__Records to use__
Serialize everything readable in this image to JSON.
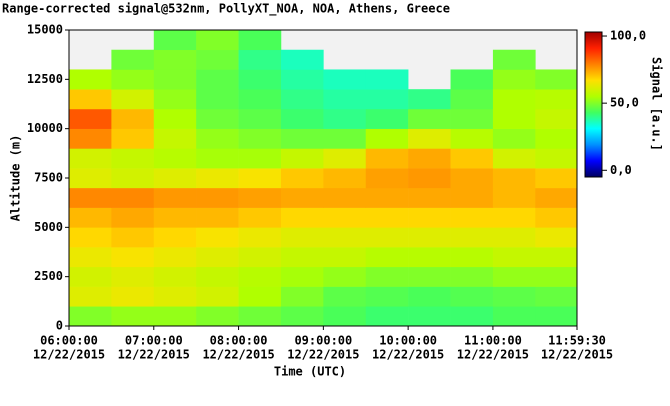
{
  "chart_data": {
    "type": "heatmap",
    "title": "Range-corrected signal@532nm, PollyXT_NOA, NOA, Athens, Greece",
    "xlabel": "Time (UTC)",
    "ylabel": "Altitude (m)",
    "colorbar_label": "Signal [a.u.]",
    "xlim": [
      6,
      11.9917
    ],
    "ylim": [
      0,
      15000
    ],
    "zlim": [
      -5,
      103
    ],
    "xticks": [
      {
        "value": 6,
        "label": "06:00:00",
        "date": "12/22/2015"
      },
      {
        "value": 7,
        "label": "07:00:00",
        "date": "12/22/2015"
      },
      {
        "value": 8,
        "label": "08:00:00",
        "date": "12/22/2015"
      },
      {
        "value": 9,
        "label": "09:00:00",
        "date": "12/22/2015"
      },
      {
        "value": 10,
        "label": "10:00:00",
        "date": "12/22/2015"
      },
      {
        "value": 11,
        "label": "11:00:00",
        "date": "12/22/2015"
      },
      {
        "value": 11.9917,
        "label": "11:59:30",
        "date": "12/22/2015"
      }
    ],
    "yticks": [
      0,
      2500,
      5000,
      7500,
      10000,
      12500,
      15000
    ],
    "zticks": [
      {
        "value": 0,
        "label": "0,0"
      },
      {
        "value": 50,
        "label": "50,0"
      },
      {
        "value": 100,
        "label": "100,0"
      }
    ],
    "colors": [
      "#000060",
      "#0000ff",
      "#0090ff",
      "#00ffff",
      "#40ff60",
      "#b0ff00",
      "#ffe000",
      "#ff8000",
      "#ff2000",
      "#a00000"
    ],
    "x_bins": [
      6,
      6.5,
      7,
      7.5,
      8,
      8.5,
      9,
      9.5,
      10,
      10.5,
      11,
      11.5,
      11.9917
    ],
    "y_bins": [
      0,
      1000,
      2000,
      3000,
      4000,
      5000,
      6000,
      7000,
      8000,
      9000,
      10000,
      11000,
      12000,
      13000,
      14000,
      15000
    ],
    "z": [
      [
        50,
        52,
        52,
        50,
        48,
        46,
        44,
        42,
        42,
        42,
        44,
        44
      ],
      [
        62,
        64,
        62,
        60,
        55,
        50,
        46,
        45,
        44,
        45,
        46,
        47
      ],
      [
        60,
        62,
        60,
        58,
        56,
        54,
        52,
        50,
        50,
        50,
        52,
        52
      ],
      [
        64,
        66,
        64,
        62,
        60,
        58,
        58,
        56,
        56,
        56,
        58,
        58
      ],
      [
        68,
        70,
        68,
        66,
        64,
        62,
        62,
        62,
        62,
        62,
        62,
        64
      ],
      [
        72,
        74,
        72,
        72,
        70,
        68,
        68,
        68,
        68,
        68,
        68,
        70
      ],
      [
        78,
        78,
        76,
        76,
        75,
        74,
        74,
        74,
        74,
        74,
        72,
        74
      ],
      [
        62,
        60,
        62,
        64,
        66,
        70,
        72,
        75,
        76,
        74,
        72,
        70
      ],
      [
        60,
        58,
        56,
        54,
        54,
        58,
        62,
        72,
        74,
        70,
        60,
        58
      ],
      [
        78,
        70,
        58,
        52,
        50,
        48,
        48,
        55,
        62,
        56,
        52,
        55
      ],
      [
        84,
        72,
        55,
        48,
        46,
        42,
        40,
        42,
        48,
        48,
        55,
        58
      ],
      [
        70,
        60,
        52,
        46,
        44,
        40,
        38,
        38,
        40,
        46,
        55,
        56
      ],
      [
        55,
        52,
        50,
        46,
        42,
        38,
        36,
        36,
        null,
        44,
        52,
        50
      ],
      [
        null,
        48,
        50,
        48,
        40,
        36,
        null,
        null,
        null,
        null,
        48,
        null
      ],
      [
        null,
        null,
        46,
        50,
        44,
        null,
        null,
        null,
        null,
        null,
        null,
        null
      ]
    ]
  }
}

__Exercise brief__
Repeat the records above exactly, omitting every picture.

__Problem solution__
Serialize everything readable in this image to JSON.
{
  "chart_data": {
    "type": "heatmap",
    "title": "Range-corrected signal@532nm, PollyXT_NOA, NOA, Athens, Greece",
    "xlabel": "Time (UTC)",
    "ylabel": "Altitude (m)",
    "colorbar_label": "Signal [a.u.]",
    "xlim": [
      6,
      11.9917
    ],
    "ylim": [
      0,
      15000
    ],
    "zlim": [
      -5,
      103
    ],
    "xticks": [
      {
        "value": 6,
        "label": "06:00:00",
        "date": "12/22/2015"
      },
      {
        "value": 7,
        "label": "07:00:00",
        "date": "12/22/2015"
      },
      {
        "value": 8,
        "label": "08:00:00",
        "date": "12/22/2015"
      },
      {
        "value": 9,
        "label": "09:00:00",
        "date": "12/22/2015"
      },
      {
        "value": 10,
        "label": "10:00:00",
        "date": "12/22/2015"
      },
      {
        "value": 11,
        "label": "11:00:00",
        "date": "12/22/2015"
      },
      {
        "value": 11.9917,
        "label": "11:59:30",
        "date": "12/22/2015"
      }
    ],
    "yticks": [
      0,
      2500,
      5000,
      7500,
      10000,
      12500,
      15000
    ],
    "zticks": [
      {
        "value": 0,
        "label": "0,0"
      },
      {
        "value": 50,
        "label": "50,0"
      },
      {
        "value": 100,
        "label": "100,0"
      }
    ],
    "colors": [
      "#000060",
      "#0000ff",
      "#0090ff",
      "#00ffff",
      "#40ff60",
      "#b0ff00",
      "#ffe000",
      "#ff8000",
      "#ff2000",
      "#a00000"
    ],
    "x_bins": [
      6,
      6.5,
      7,
      7.5,
      8,
      8.5,
      9,
      9.5,
      10,
      10.5,
      11,
      11.5,
      11.9917
    ],
    "y_bins": [
      0,
      1000,
      2000,
      3000,
      4000,
      5000,
      6000,
      7000,
      8000,
      9000,
      10000,
      11000,
      12000,
      13000,
      14000,
      15000
    ],
    "z": [
      [
        50,
        52,
        52,
        50,
        48,
        46,
        44,
        42,
        42,
        42,
        44,
        44
      ],
      [
        62,
        64,
        62,
        60,
        55,
        50,
        46,
        45,
        44,
        45,
        46,
        47
      ],
      [
        60,
        62,
        60,
        58,
        56,
        54,
        52,
        50,
        50,
        50,
        52,
        52
      ],
      [
        64,
        66,
        64,
        62,
        60,
        58,
        58,
        56,
        56,
        56,
        58,
        58
      ],
      [
        68,
        70,
        68,
        66,
        64,
        62,
        62,
        62,
        62,
        62,
        62,
        64
      ],
      [
        72,
        74,
        72,
        72,
        70,
        68,
        68,
        68,
        68,
        68,
        68,
        70
      ],
      [
        78,
        78,
        76,
        76,
        75,
        74,
        74,
        74,
        74,
        74,
        72,
        74
      ],
      [
        62,
        60,
        62,
        64,
        66,
        70,
        72,
        75,
        76,
        74,
        72,
        70
      ],
      [
        60,
        58,
        56,
        54,
        54,
        58,
        62,
        72,
        74,
        70,
        60,
        58
      ],
      [
        78,
        70,
        58,
        52,
        50,
        48,
        48,
        55,
        62,
        56,
        52,
        55
      ],
      [
        84,
        72,
        55,
        48,
        46,
        42,
        40,
        42,
        48,
        48,
        55,
        58
      ],
      [
        70,
        60,
        52,
        46,
        44,
        40,
        38,
        38,
        40,
        46,
        55,
        56
      ],
      [
        55,
        52,
        50,
        46,
        42,
        38,
        36,
        36,
        null,
        44,
        52,
        50
      ],
      [
        null,
        48,
        50,
        48,
        40,
        36,
        null,
        null,
        null,
        null,
        48,
        null
      ],
      [
        null,
        null,
        46,
        50,
        44,
        null,
        null,
        null,
        null,
        null,
        null,
        null
      ]
    ]
  }
}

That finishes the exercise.